Objective
Gather each line of the records where "Supplies" appears.

Stored items
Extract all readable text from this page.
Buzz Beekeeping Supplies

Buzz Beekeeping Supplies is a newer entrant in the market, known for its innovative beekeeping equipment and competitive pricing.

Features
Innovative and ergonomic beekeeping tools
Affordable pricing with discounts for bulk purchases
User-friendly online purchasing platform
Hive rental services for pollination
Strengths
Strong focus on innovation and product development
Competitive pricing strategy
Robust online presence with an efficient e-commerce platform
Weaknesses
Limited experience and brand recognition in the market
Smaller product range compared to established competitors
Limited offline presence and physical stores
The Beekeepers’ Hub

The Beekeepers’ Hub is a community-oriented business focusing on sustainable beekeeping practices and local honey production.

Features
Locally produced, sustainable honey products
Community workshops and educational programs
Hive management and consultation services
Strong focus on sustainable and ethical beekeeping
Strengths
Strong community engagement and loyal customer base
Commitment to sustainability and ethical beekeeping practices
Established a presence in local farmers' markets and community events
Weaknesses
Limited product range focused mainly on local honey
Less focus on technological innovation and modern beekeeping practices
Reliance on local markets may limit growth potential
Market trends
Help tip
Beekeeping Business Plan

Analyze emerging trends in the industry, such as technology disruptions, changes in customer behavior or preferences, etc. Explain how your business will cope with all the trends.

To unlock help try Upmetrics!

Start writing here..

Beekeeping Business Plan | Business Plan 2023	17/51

Worked answer
Buzz Beekeeping Supplies
Buzz Beekeeping Supplies is a newer entrant in the market, known for its innovative beekeeping equipment and competitive pricing.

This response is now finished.